* EXERCISE INSTRUCTIONS *
Search the material below for the string "Telecom" and extract each line that has it.

* RAW RECORDS *
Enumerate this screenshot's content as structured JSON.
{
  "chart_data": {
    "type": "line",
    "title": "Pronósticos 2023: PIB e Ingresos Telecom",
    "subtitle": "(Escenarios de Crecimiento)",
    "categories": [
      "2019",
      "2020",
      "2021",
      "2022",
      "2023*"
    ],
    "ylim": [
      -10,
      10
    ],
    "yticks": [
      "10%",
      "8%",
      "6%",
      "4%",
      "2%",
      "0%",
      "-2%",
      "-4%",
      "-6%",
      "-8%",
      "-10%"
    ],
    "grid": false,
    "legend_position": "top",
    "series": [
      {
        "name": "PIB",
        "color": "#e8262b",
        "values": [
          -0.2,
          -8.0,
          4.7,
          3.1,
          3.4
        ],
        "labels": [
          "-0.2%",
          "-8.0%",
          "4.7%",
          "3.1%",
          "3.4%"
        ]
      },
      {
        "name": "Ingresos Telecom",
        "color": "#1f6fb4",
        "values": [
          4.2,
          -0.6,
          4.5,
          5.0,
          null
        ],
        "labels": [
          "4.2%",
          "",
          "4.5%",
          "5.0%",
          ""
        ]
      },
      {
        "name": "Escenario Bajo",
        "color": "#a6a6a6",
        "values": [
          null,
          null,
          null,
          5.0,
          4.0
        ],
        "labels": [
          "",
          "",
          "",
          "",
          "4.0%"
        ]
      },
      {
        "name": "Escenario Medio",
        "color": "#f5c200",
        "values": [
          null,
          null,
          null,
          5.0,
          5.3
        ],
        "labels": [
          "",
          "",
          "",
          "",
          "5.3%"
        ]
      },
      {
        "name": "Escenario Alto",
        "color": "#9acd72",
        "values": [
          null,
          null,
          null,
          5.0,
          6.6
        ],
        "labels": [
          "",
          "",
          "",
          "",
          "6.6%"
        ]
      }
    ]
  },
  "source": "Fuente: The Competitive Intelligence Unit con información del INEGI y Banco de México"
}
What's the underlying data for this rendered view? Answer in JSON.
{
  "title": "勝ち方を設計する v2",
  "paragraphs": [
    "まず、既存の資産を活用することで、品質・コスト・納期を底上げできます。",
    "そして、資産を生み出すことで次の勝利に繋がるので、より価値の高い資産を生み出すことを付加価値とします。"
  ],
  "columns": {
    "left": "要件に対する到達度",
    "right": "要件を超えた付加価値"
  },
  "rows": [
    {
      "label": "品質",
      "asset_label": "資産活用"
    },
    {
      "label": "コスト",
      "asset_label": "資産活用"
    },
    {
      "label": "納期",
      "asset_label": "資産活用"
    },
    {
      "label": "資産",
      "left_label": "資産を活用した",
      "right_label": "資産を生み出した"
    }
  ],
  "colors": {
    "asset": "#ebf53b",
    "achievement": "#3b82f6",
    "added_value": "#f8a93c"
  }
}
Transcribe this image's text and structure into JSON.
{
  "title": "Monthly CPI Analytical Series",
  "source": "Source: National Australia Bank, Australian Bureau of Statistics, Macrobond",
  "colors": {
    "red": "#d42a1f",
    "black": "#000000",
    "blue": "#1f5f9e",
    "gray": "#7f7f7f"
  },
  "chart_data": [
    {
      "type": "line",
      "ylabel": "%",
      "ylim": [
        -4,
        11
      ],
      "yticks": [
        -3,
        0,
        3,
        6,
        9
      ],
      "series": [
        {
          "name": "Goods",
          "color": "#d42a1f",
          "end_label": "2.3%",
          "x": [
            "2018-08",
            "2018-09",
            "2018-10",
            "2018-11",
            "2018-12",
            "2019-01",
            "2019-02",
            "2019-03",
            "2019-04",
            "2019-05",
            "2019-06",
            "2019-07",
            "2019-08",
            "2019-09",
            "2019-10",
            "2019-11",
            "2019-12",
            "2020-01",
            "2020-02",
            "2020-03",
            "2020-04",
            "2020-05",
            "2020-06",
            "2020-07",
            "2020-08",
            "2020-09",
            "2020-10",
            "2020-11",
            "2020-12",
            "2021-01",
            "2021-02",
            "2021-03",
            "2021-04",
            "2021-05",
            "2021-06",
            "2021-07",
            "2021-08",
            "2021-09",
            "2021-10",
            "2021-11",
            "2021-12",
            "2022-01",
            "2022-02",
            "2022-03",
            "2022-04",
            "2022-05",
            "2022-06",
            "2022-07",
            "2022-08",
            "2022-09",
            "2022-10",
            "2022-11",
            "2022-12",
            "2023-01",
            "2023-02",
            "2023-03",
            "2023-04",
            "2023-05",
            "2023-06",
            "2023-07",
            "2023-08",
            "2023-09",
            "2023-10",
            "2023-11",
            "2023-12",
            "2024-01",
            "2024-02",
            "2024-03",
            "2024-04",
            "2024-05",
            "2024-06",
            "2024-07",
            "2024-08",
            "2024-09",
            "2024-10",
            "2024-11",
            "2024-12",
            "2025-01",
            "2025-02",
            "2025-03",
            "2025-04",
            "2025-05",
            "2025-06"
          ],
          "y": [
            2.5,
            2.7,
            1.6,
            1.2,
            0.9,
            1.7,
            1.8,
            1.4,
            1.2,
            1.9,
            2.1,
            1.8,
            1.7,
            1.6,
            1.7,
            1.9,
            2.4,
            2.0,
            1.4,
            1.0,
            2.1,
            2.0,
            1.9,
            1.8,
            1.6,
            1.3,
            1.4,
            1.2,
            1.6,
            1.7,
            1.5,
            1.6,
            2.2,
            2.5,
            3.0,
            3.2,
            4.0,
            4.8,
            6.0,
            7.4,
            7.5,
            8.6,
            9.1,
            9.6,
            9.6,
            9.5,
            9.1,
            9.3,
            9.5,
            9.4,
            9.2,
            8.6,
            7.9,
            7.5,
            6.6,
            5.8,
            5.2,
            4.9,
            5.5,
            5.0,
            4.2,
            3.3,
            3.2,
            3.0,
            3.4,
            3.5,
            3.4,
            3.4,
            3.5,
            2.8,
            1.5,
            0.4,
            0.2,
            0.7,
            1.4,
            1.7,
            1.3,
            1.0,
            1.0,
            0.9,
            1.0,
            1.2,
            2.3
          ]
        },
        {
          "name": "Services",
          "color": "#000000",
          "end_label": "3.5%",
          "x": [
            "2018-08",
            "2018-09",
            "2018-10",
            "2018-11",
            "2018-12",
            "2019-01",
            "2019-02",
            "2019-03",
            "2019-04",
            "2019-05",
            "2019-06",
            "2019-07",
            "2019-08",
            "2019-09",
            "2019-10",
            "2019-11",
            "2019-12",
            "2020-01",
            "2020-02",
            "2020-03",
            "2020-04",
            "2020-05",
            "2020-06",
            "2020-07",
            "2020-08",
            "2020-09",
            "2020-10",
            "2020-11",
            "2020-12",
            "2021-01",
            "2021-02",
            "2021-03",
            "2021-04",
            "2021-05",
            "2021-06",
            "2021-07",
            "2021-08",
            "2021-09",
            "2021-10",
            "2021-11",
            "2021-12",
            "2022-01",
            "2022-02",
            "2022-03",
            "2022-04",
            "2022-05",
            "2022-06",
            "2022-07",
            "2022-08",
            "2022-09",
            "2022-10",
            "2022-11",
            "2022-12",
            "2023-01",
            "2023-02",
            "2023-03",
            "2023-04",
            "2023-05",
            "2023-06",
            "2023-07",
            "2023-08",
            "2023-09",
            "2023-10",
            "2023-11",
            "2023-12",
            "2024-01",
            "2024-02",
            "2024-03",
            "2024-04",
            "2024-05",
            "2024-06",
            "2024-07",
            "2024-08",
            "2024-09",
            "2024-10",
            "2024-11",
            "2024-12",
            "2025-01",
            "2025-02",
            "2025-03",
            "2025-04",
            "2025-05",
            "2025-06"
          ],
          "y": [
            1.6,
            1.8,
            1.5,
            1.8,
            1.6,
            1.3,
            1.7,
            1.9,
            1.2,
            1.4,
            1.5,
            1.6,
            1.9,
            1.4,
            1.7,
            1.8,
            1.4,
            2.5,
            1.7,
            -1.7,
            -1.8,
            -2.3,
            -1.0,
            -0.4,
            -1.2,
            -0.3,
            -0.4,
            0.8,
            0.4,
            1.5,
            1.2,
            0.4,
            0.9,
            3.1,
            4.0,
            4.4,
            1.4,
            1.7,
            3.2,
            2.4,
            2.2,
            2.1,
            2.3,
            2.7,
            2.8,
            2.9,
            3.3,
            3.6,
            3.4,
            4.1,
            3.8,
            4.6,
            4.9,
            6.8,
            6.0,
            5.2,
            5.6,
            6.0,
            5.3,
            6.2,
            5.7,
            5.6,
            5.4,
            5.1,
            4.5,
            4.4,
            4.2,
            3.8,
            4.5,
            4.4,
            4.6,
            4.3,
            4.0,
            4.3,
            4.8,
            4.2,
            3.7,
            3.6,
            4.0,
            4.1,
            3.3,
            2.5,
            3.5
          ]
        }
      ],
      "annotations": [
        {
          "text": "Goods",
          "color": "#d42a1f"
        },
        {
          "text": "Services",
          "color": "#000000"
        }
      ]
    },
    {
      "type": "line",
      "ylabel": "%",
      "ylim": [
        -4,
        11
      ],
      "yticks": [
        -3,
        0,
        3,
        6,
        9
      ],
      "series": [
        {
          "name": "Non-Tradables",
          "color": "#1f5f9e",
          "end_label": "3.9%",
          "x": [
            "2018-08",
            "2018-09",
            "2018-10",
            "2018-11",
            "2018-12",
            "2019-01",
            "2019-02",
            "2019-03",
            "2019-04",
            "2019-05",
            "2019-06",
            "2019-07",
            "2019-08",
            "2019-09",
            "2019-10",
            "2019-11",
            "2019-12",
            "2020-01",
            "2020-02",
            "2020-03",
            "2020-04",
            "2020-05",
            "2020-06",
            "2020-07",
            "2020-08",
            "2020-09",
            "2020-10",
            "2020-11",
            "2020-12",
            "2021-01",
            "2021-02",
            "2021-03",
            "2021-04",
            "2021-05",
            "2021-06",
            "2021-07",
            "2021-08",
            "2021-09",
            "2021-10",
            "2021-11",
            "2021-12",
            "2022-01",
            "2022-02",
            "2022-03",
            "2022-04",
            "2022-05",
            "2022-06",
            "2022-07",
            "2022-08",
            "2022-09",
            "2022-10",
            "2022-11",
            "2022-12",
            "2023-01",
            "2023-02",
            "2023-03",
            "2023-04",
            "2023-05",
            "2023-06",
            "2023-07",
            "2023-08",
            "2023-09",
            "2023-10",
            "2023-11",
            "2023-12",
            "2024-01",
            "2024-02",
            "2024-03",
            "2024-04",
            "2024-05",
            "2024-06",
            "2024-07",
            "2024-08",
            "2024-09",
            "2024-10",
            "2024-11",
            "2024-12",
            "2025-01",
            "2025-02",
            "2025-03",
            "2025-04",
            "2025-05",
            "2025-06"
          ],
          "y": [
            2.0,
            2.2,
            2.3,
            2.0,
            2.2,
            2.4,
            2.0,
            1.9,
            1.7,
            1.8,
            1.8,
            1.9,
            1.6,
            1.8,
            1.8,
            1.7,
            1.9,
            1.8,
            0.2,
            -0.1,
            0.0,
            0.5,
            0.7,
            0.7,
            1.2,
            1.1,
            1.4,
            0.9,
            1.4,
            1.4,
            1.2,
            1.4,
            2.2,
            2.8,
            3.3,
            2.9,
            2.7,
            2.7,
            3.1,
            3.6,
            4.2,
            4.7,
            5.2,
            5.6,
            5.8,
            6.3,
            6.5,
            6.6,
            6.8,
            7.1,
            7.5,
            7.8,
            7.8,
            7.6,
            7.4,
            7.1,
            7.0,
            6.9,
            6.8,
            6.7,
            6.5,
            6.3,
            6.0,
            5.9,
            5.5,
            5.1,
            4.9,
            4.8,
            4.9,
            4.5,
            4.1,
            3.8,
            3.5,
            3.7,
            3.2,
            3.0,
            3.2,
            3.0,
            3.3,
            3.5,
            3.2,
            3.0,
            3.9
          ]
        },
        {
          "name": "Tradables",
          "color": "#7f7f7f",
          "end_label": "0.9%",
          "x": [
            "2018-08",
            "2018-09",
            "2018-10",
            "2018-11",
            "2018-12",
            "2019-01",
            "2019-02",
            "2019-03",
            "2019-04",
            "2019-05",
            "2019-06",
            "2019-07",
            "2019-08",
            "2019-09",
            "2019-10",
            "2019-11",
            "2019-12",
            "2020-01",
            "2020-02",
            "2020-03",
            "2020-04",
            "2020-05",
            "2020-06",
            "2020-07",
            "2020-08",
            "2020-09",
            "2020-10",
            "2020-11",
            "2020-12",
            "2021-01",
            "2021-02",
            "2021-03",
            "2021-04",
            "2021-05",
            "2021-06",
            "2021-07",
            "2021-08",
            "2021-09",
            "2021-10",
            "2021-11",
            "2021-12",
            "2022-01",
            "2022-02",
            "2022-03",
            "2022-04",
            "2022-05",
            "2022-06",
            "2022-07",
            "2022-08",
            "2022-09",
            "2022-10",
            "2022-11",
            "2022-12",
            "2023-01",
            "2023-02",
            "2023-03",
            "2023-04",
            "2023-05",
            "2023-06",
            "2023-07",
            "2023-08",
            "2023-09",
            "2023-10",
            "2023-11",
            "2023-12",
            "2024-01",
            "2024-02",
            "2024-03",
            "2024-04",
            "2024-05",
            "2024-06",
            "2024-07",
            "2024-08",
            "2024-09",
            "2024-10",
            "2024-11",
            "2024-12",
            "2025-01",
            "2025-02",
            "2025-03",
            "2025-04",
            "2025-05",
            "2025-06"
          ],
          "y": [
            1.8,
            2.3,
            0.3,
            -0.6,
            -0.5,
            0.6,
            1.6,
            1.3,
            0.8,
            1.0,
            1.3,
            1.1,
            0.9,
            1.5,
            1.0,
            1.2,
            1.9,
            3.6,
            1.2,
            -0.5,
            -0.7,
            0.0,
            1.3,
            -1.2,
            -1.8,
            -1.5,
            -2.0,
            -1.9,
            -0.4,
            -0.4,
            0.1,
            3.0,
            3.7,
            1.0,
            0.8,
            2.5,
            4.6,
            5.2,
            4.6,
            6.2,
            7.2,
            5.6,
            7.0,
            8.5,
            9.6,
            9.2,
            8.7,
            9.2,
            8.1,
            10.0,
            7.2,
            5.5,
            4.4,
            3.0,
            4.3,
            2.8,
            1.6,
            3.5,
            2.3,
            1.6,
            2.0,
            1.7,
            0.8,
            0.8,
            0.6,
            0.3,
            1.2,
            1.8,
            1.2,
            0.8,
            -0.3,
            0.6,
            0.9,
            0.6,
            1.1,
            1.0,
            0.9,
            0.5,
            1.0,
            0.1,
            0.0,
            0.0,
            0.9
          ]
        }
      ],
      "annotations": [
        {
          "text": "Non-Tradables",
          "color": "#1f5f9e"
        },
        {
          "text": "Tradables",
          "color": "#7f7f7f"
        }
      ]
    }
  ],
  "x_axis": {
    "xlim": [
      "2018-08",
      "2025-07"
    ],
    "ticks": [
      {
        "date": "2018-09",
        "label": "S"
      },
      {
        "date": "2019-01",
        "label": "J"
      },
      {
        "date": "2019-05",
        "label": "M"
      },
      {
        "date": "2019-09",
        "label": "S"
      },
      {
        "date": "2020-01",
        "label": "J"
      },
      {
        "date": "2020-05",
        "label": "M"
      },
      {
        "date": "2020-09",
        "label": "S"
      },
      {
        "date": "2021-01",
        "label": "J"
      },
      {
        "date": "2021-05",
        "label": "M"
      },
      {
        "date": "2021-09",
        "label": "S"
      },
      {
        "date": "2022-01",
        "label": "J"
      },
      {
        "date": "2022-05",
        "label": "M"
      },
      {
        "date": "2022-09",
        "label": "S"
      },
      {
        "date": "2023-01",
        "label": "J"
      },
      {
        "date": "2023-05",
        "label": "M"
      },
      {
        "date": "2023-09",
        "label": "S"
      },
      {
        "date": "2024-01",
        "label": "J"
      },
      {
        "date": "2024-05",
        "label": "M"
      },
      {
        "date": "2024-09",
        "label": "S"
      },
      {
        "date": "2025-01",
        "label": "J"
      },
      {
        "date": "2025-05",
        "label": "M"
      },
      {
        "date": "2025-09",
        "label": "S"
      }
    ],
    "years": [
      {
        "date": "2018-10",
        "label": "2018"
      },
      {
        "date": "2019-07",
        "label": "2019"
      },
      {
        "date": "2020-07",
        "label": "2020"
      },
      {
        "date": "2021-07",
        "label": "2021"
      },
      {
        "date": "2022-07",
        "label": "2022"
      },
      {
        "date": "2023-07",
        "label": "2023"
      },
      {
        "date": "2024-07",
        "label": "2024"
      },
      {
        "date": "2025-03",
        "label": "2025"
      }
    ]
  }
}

* TASK ANSWER *
    "title": "Pronósticos 2023: PIB e Ingresos Telecom",
        "name": "Ingresos Telecom",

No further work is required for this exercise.